### YOUR TASK
Write out the entire listing below exactly as it appears, minus any pictures.

### RECORD EXTRACTS
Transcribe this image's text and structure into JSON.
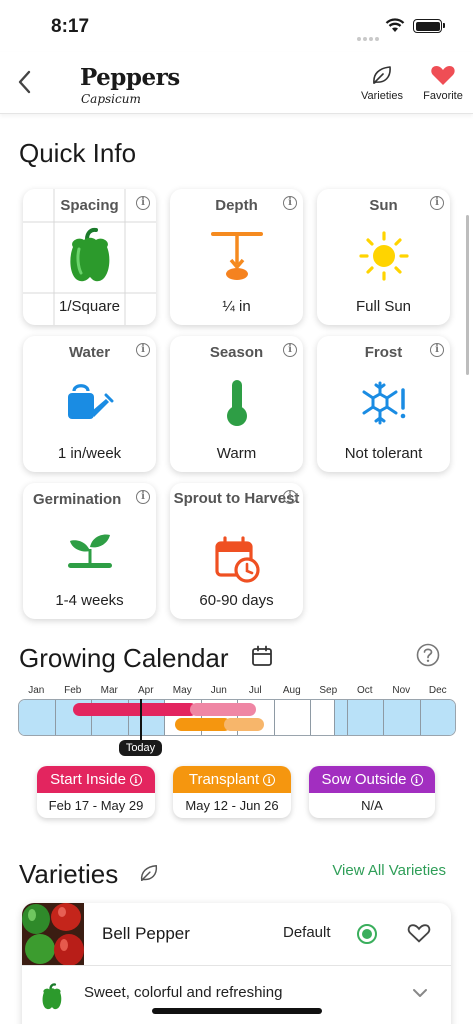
{
  "status_bar": {
    "time": "8:17"
  },
  "nav": {
    "title": "Peppers",
    "subtitle": "Capsicum",
    "varieties_label": "Varieties",
    "favorite_label": "Favorite"
  },
  "quick_info": {
    "heading": "Quick Info",
    "cards": [
      {
        "label": "Spacing",
        "value": "1/Square",
        "icon": "pepper-grid-icon"
      },
      {
        "label": "Depth",
        "value": "¼ in",
        "icon": "seed-depth-icon"
      },
      {
        "label": "Sun",
        "value": "Full Sun",
        "icon": "sun-icon"
      },
      {
        "label": "Water",
        "value": "1 in/week",
        "icon": "watering-can-icon"
      },
      {
        "label": "Season",
        "value": "Warm",
        "icon": "thermometer-icon"
      },
      {
        "label": "Frost",
        "value": "Not tolerant",
        "icon": "snowflake-alert-icon"
      },
      {
        "label": "Germination",
        "value": "1-4 weeks",
        "icon": "sprout-icon"
      },
      {
        "label": "Sprout to Harvest",
        "value": "60-90 days",
        "icon": "calendar-clock-icon"
      }
    ]
  },
  "calendar": {
    "heading": "Growing Calendar",
    "months": [
      "Jan",
      "Feb",
      "Mar",
      "Apr",
      "May",
      "Jun",
      "Jul",
      "Aug",
      "Sep",
      "Oct",
      "Nov",
      "Dec"
    ],
    "today_label": "Today",
    "legend": [
      {
        "title": "Start Inside",
        "dates": "Feb 17 - May 29",
        "color": "#e3255f"
      },
      {
        "title": "Transplant",
        "dates": "May 12 - Jun 26",
        "color": "#f5960f"
      },
      {
        "title": "Sow Outside",
        "dates": "N/A",
        "color": "#a22ec0"
      }
    ],
    "colors": {
      "frost": "#b9e1f8",
      "inside": "#e3255f",
      "inside_light": "#ef86a4",
      "transplant": "#f5960f",
      "transplant_light": "#f7b66b"
    }
  },
  "varieties": {
    "heading": "Varieties",
    "view_all": "View All Varieties",
    "items": [
      {
        "name": "Bell Pepper",
        "badge": "Default",
        "description": "Sweet, colorful and refreshing"
      }
    ]
  },
  "accent_color": "#2f9e58"
}
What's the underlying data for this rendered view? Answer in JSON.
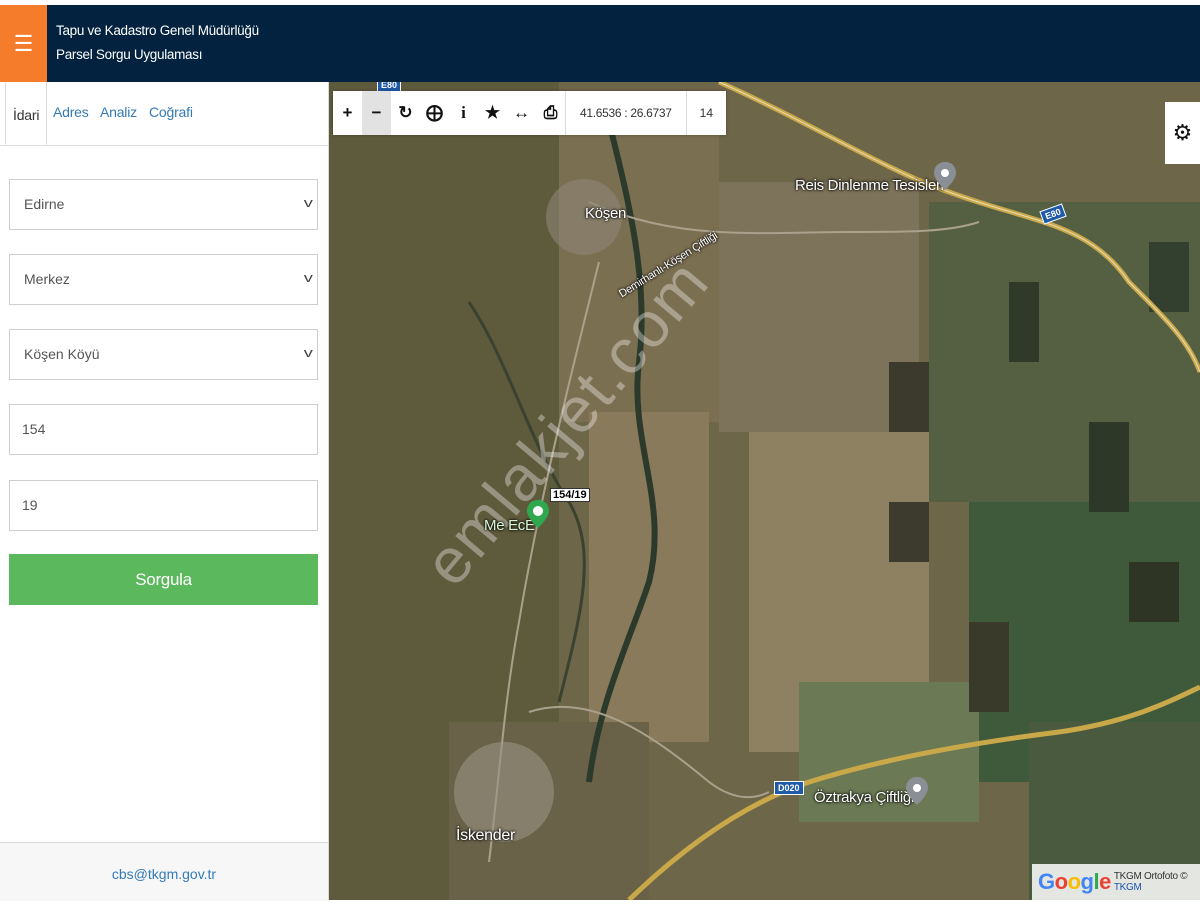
{
  "header": {
    "menu_icon": "hamburger-icon",
    "title_line1": "Tapu ve Kadastro Genel Müdürlüğü",
    "title_line2": "Parsel Sorgu Uygulaması",
    "bg_color": "#02223f",
    "accent_color": "#f57c2a"
  },
  "sidebar": {
    "tabs": [
      {
        "label": "İdari",
        "active": true
      },
      {
        "label": "Adres",
        "active": false
      },
      {
        "label": "Analiz",
        "active": false
      },
      {
        "label": "Coğrafi",
        "active": false
      }
    ],
    "province_select": "Edirne",
    "district_select": "Merkez",
    "neighborhood_select": "Köşen Köyü",
    "block_input": "154",
    "parcel_input": "19",
    "query_button": "Sorgula",
    "query_button_color": "#5cb85c",
    "footer_email": "cbs@tkgm.gov.tr"
  },
  "map": {
    "toolbar": {
      "tools": [
        "zoom-in-icon",
        "zoom-out-icon",
        "refresh-icon",
        "locate-icon",
        "info-icon",
        "favorite-icon",
        "measure-icon",
        "print-icon"
      ],
      "coordinates": "41.6536 : 26.6737",
      "zoom_level": "14"
    },
    "labels": {
      "village_kosen": "Köşen",
      "road_name": "Demirhanlı-Köşen Çiftliği",
      "rest_area": "Reis Dinlenme Tesisleri",
      "farm": "Öztrakya Çiftliği",
      "town": "İskender",
      "place_meece": "Me EcE",
      "parcel": "154/19",
      "road_e80": "E80",
      "road_d020": "D020"
    },
    "watermark": "emlakjet.com",
    "attribution": {
      "logo": "Google",
      "text": "TKGM Ortofoto © ",
      "link": "TKGM"
    }
  }
}
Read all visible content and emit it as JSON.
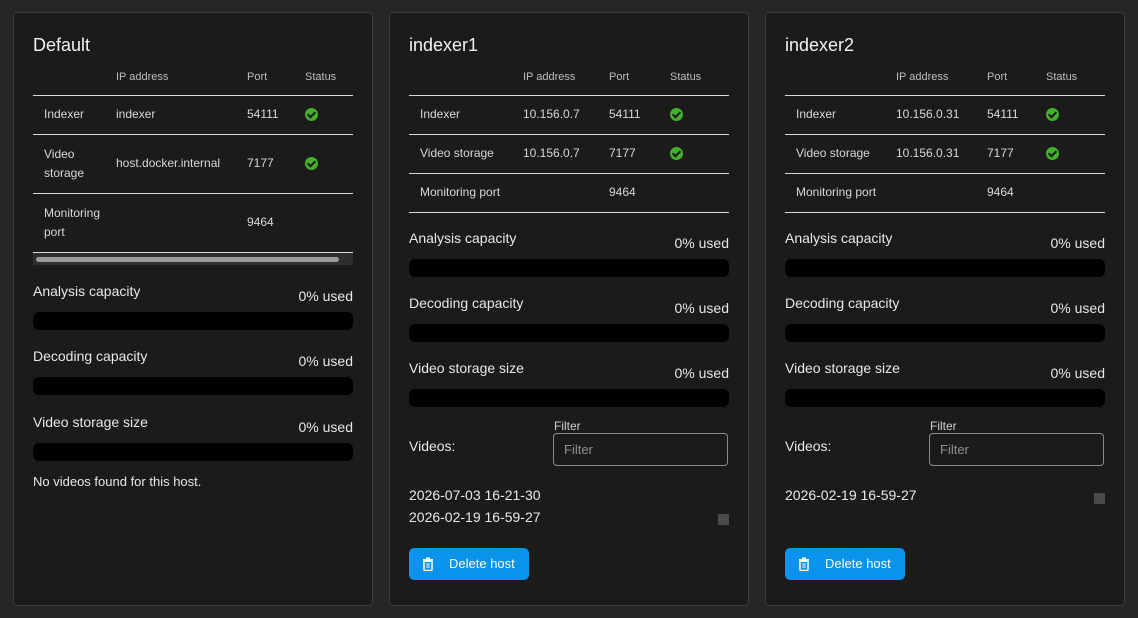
{
  "columns": {
    "name": "",
    "ip": "IP address",
    "port": "Port",
    "status": "Status"
  },
  "capacity_labels": {
    "analysis": "Analysis capacity",
    "decoding": "Decoding capacity",
    "storage": "Video storage size"
  },
  "hosts": [
    {
      "title": "Default",
      "rows": [
        {
          "name": "Indexer",
          "ip": "indexer",
          "port": "54111",
          "status_icon": "check-circle-icon",
          "ok": true
        },
        {
          "name": "Video storage",
          "ip": "host.docker.internal",
          "port": "7177",
          "status_icon": "check-circle-icon",
          "ok": true
        },
        {
          "name": "Monitoring port",
          "ip": "",
          "port": "9464",
          "ok": false
        }
      ],
      "capacity": {
        "analysis": {
          "used_text": "0% used",
          "used_fraction": 0
        },
        "decoding": {
          "used_text": "0% used",
          "used_fraction": 0
        },
        "storage": {
          "used_text": "0% used",
          "used_fraction": 0
        }
      },
      "no_videos": "No videos found for this host."
    },
    {
      "title": "indexer1",
      "rows": [
        {
          "name": "Indexer",
          "ip": "10.156.0.7",
          "port": "54111",
          "status_icon": "check-circle-icon",
          "ok": true
        },
        {
          "name": "Video storage",
          "ip": "10.156.0.7",
          "port": "7177",
          "status_icon": "check-circle-icon",
          "ok": true
        },
        {
          "name": "Monitoring port",
          "ip": "",
          "port": "9464",
          "ok": false
        }
      ],
      "capacity": {
        "analysis": {
          "used_text": "0% used",
          "used_fraction": 0
        },
        "decoding": {
          "used_text": "0% used",
          "used_fraction": 0
        },
        "storage": {
          "used_text": "0% used",
          "used_fraction": 0
        }
      },
      "videos_label": "Videos:",
      "filter": {
        "label": "Filter",
        "placeholder": "Filter",
        "value": ""
      },
      "videos": [
        "2026-07-03 16-21-30",
        "2026-02-19 16-59-27"
      ],
      "delete_label": "Delete host"
    },
    {
      "title": "indexer2",
      "rows": [
        {
          "name": "Indexer",
          "ip": "10.156.0.31",
          "port": "54111",
          "status_icon": "check-circle-icon",
          "ok": true
        },
        {
          "name": "Video storage",
          "ip": "10.156.0.31",
          "port": "7177",
          "status_icon": "check-circle-icon",
          "ok": true
        },
        {
          "name": "Monitoring port",
          "ip": "",
          "port": "9464",
          "ok": false
        }
      ],
      "capacity": {
        "analysis": {
          "used_text": "0% used",
          "used_fraction": 0
        },
        "decoding": {
          "used_text": "0% used",
          "used_fraction": 0
        },
        "storage": {
          "used_text": "0% used",
          "used_fraction": 0
        }
      },
      "videos_label": "Videos:",
      "filter": {
        "label": "Filter",
        "placeholder": "Filter",
        "value": ""
      },
      "videos": [
        "2026-02-19 16-59-27"
      ],
      "delete_label": "Delete host"
    }
  ],
  "colors": {
    "accent": "#0a93ea",
    "status_ok": "#43b02a",
    "panel_bg": "#1b1b1b",
    "page_bg": "#262626"
  }
}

### SOLUTION
Transcribe this image's text and structure into JSON.
{
  "status_bar": {
    "time": "8:17"
  },
  "nav": {
    "title": "Peppers",
    "subtitle": "Capsicum",
    "varieties_label": "Varieties",
    "favorite_label": "Favorite"
  },
  "quick_info": {
    "heading": "Quick Info",
    "cards": [
      {
        "label": "Spacing",
        "value": "1/Square",
        "icon": "pepper-grid-icon"
      },
      {
        "label": "Depth",
        "value": "¼ in",
        "icon": "seed-depth-icon"
      },
      {
        "label": "Sun",
        "value": "Full Sun",
        "icon": "sun-icon"
      },
      {
        "label": "Water",
        "value": "1 in/week",
        "icon": "watering-can-icon"
      },
      {
        "label": "Season",
        "value": "Warm",
        "icon": "thermometer-icon"
      },
      {
        "label": "Frost",
        "value": "Not tolerant",
        "icon": "snowflake-alert-icon"
      },
      {
        "label": "Germination",
        "value": "1-4 weeks",
        "icon": "sprout-icon"
      },
      {
        "label": "Sprout to Harvest",
        "value": "60-90 days",
        "icon": "calendar-clock-icon"
      }
    ]
  },
  "calendar": {
    "heading": "Growing Calendar",
    "months": [
      "Jan",
      "Feb",
      "Mar",
      "Apr",
      "May",
      "Jun",
      "Jul",
      "Aug",
      "Sep",
      "Oct",
      "Nov",
      "Dec"
    ],
    "today_label": "Today",
    "legend": [
      {
        "title": "Start Inside",
        "dates": "Feb 17 - May 29",
        "color": "#e3255f"
      },
      {
        "title": "Transplant",
        "dates": "May 12 - Jun 26",
        "color": "#f5960f"
      },
      {
        "title": "Sow Outside",
        "dates": "N/A",
        "color": "#a22ec0"
      }
    ],
    "colors": {
      "frost": "#b9e1f8",
      "inside": "#e3255f",
      "inside_light": "#ef86a4",
      "transplant": "#f5960f",
      "transplant_light": "#f7b66b"
    }
  },
  "varieties": {
    "heading": "Varieties",
    "view_all": "View All Varieties",
    "items": [
      {
        "name": "Bell Pepper",
        "badge": "Default",
        "description": "Sweet, colorful and refreshing"
      }
    ]
  },
  "accent_color": "#2f9e58"
}
What's the underlying data for this rendered view? Answer in JSON.
{
  "header": {
    "menu_icon": "hamburger-icon",
    "title_line1": "Tapu ve Kadastro Genel Müdürlüğü",
    "title_line2": "Parsel Sorgu Uygulaması",
    "bg_color": "#02223f",
    "accent_color": "#f57c2a"
  },
  "sidebar": {
    "tabs": [
      {
        "label": "İdari",
        "active": true
      },
      {
        "label": "Adres",
        "active": false
      },
      {
        "label": "Analiz",
        "active": false
      },
      {
        "label": "Coğrafi",
        "active": false
      }
    ],
    "province_select": "Edirne",
    "district_select": "Merkez",
    "neighborhood_select": "Köşen Köyü",
    "block_input": "154",
    "parcel_input": "19",
    "query_button": "Sorgula",
    "query_button_color": "#5cb85c",
    "footer_email": "cbs@tkgm.gov.tr"
  },
  "map": {
    "toolbar": {
      "tools": [
        "zoom-in-icon",
        "zoom-out-icon",
        "refresh-icon",
        "locate-icon",
        "info-icon",
        "favorite-icon",
        "measure-icon",
        "print-icon"
      ],
      "coordinates": "41.6536 : 26.6737",
      "zoom_level": "14"
    },
    "labels": {
      "village_kosen": "Köşen",
      "road_name": "Demirhanlı-Köşen Çiftliği",
      "rest_area": "Reis Dinlenme Tesisleri",
      "farm": "Öztrakya Çiftliği",
      "town": "İskender",
      "place_meece": "Me EcE",
      "parcel": "154/19",
      "road_e80": "E80",
      "road_d020": "D020"
    },
    "watermark": "emlakjet.com",
    "attribution": {
      "logo": "Google",
      "text": "TKGM Ortofoto © ",
      "link": "TKGM"
    }
  }
}
Read all visible content and emit it as JSON.
{
  "columns": {
    "name": "",
    "ip": "IP address",
    "port": "Port",
    "status": "Status"
  },
  "capacity_labels": {
    "analysis": "Analysis capacity",
    "decoding": "Decoding capacity",
    "storage": "Video storage size"
  },
  "hosts": [
    {
      "title": "Default",
      "rows": [
        {
          "name": "Indexer",
          "ip": "indexer",
          "port": "54111",
          "status_icon": "check-circle-icon",
          "ok": true
        },
        {
          "name": "Video storage",
          "ip": "host.docker.internal",
          "port": "7177",
          "status_icon": "check-circle-icon",
          "ok": true
        },
        {
          "name": "Monitoring port",
          "ip": "",
          "port": "9464",
          "ok": false
        }
      ],
      "capacity": {
        "analysis": {
          "used_text": "0% used",
          "used_fraction": 0
        },
        "decoding": {
          "used_text": "0% used",
          "used_fraction": 0
        },
        "storage": {
          "used_text": "0% used",
          "used_fraction": 0
        }
      },
      "no_videos": "No videos found for this host."
    },
    {
      "title": "indexer1",
      "rows": [
        {
          "name": "Indexer",
          "ip": "10.156.0.7",
          "port": "54111",
          "status_icon": "check-circle-icon",
          "ok": true
        },
        {
          "name": "Video storage",
          "ip": "10.156.0.7",
          "port": "7177",
          "status_icon": "check-circle-icon",
          "ok": true
        },
        {
          "name": "Monitoring port",
          "ip": "",
          "port": "9464",
          "ok": false
        }
      ],
      "capacity": {
        "analysis": {
          "used_text": "0% used",
          "used_fraction": 0
        },
        "decoding": {
          "used_text": "0% used",
          "used_fraction": 0
        },
        "storage": {
          "used_text": "0% used",
          "used_fraction": 0
        }
      },
      "videos_label": "Videos:",
      "filter": {
        "label": "Filter",
        "placeholder": "Filter",
        "value": ""
      },
      "videos": [
        "2026-07-03 16-21-30",
        "2026-02-19 16-59-27"
      ],
      "delete_label": "Delete host"
    },
    {
      "title": "indexer2",
      "rows": [
        {
          "name": "Indexer",
          "ip": "10.156.0.31",
          "port": "54111",
          "status_icon": "check-circle-icon",
          "ok": true
        },
        {
          "name": "Video storage",
          "ip": "10.156.0.31",
          "port": "7177",
          "status_icon": "check-circle-icon",
          "ok": true
        },
        {
          "name": "Monitoring port",
          "ip": "",
          "port": "9464",
          "ok": false
        }
      ],
      "capacity": {
        "analysis": {
          "used_text": "0% used",
          "used_fraction": 0
        },
        "decoding": {
          "used_text": "0% used",
          "used_fraction": 0
        },
        "storage": {
          "used_text": "0% used",
          "used_fraction": 0
        }
      },
      "videos_label": "Videos:",
      "filter": {
        "label": "Filter",
        "placeholder": "Filter",
        "value": ""
      },
      "videos": [
        "2026-02-19 16-59-27"
      ],
      "delete_label": "Delete host"
    }
  ],
  "colors": {
    "accent": "#0a93ea",
    "status_ok": "#43b02a",
    "panel_bg": "#1b1b1b",
    "page_bg": "#262626"
  }
}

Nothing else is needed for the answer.